AIM: Every entry needs to be reproduced exactly.

INPUT ROWS:
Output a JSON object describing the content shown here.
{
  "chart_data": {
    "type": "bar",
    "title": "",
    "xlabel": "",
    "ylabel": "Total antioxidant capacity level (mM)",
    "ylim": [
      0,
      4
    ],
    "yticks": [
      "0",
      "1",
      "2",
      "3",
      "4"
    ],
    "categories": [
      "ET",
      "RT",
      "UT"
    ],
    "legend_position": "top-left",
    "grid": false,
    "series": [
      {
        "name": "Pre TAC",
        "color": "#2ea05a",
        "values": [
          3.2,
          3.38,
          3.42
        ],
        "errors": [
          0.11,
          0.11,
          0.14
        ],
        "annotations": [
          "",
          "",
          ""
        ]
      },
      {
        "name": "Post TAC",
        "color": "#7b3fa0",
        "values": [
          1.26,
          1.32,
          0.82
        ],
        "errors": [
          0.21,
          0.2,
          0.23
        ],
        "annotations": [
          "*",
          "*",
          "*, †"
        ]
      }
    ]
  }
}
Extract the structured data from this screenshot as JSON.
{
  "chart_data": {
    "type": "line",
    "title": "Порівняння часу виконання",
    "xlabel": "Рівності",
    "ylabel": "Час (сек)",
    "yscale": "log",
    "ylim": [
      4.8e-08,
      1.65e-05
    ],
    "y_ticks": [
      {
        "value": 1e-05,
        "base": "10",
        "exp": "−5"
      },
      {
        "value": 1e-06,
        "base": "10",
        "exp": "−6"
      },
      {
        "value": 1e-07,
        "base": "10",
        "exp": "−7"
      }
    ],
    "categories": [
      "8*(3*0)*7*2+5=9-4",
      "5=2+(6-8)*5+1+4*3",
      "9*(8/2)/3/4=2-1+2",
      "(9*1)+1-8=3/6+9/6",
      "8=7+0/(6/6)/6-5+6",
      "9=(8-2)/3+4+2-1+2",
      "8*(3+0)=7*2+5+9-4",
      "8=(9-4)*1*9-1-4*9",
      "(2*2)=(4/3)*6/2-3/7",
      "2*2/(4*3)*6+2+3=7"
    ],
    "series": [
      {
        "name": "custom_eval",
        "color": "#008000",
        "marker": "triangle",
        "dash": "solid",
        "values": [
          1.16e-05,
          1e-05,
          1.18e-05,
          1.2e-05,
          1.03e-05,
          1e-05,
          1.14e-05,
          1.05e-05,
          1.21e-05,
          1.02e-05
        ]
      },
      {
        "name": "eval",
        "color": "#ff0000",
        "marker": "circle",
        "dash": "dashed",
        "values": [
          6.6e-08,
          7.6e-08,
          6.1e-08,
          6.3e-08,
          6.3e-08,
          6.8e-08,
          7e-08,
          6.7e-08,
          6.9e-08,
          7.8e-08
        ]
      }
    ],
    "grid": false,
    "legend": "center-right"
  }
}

THE RESPONSE:
Output a JSON object describing the content shown here.
{
  "chart_data": {
    "type": "bar",
    "title": "",
    "xlabel": "",
    "ylabel": "Total antioxidant capacity level (mM)",
    "ylim": [
      0,
      4
    ],
    "yticks": [
      "0",
      "1",
      "2",
      "3",
      "4"
    ],
    "categories": [
      "ET",
      "RT",
      "UT"
    ],
    "legend_position": "top-left",
    "grid": false,
    "series": [
      {
        "name": "Pre TAC",
        "color": "#2ea05a",
        "values": [
          3.2,
          3.38,
          3.42
        ],
        "errors": [
          0.11,
          0.11,
          0.14
        ],
        "annotations": [
          "",
          "",
          ""
        ]
      },
      {
        "name": "Post TAC",
        "color": "#7b3fa0",
        "values": [
          1.26,
          1.32,
          0.82
        ],
        "errors": [
          0.21,
          0.2,
          0.23
        ],
        "annotations": [
          "*",
          "*",
          "*, †"
        ]
      }
    ]
  }
}
Extract the structured data from this screenshot as JSON.
{
  "chart_data": {
    "type": "line",
    "title": "Порівняння часу виконання",
    "xlabel": "Рівності",
    "ylabel": "Час (сек)",
    "yscale": "log",
    "ylim": [
      4.8e-08,
      1.65e-05
    ],
    "y_ticks": [
      {
        "value": 1e-05,
        "base": "10",
        "exp": "−5"
      },
      {
        "value": 1e-06,
        "base": "10",
        "exp": "−6"
      },
      {
        "value": 1e-07,
        "base": "10",
        "exp": "−7"
      }
    ],
    "categories": [
      "8*(3*0)*7*2+5=9-4",
      "5=2+(6-8)*5+1+4*3",
      "9*(8/2)/3/4=2-1+2",
      "(9*1)+1-8=3/6+9/6",
      "8=7+0/(6/6)/6-5+6",
      "9=(8-2)/3+4+2-1+2",
      "8*(3+0)=7*2+5+9-4",
      "8=(9-4)*1*9-1-4*9",
      "(2*2)=(4/3)*6/2-3/7",
      "2*2/(4*3)*6+2+3=7"
    ],
    "series": [
      {
        "name": "custom_eval",
        "color": "#008000",
        "marker": "triangle",
        "dash": "solid",
        "values": [
          1.16e-05,
          1e-05,
          1.18e-05,
          1.2e-05,
          1.03e-05,
          1e-05,
          1.14e-05,
          1.05e-05,
          1.21e-05,
          1.02e-05
        ]
      },
      {
        "name": "eval",
        "color": "#ff0000",
        "marker": "circle",
        "dash": "dashed",
        "values": [
          6.6e-08,
          7.6e-08,
          6.1e-08,
          6.3e-08,
          6.3e-08,
          6.8e-08,
          7e-08,
          6.7e-08,
          6.9e-08,
          7.8e-08
        ]
      }
    ],
    "grid": false,
    "legend": "center-right"
  }
}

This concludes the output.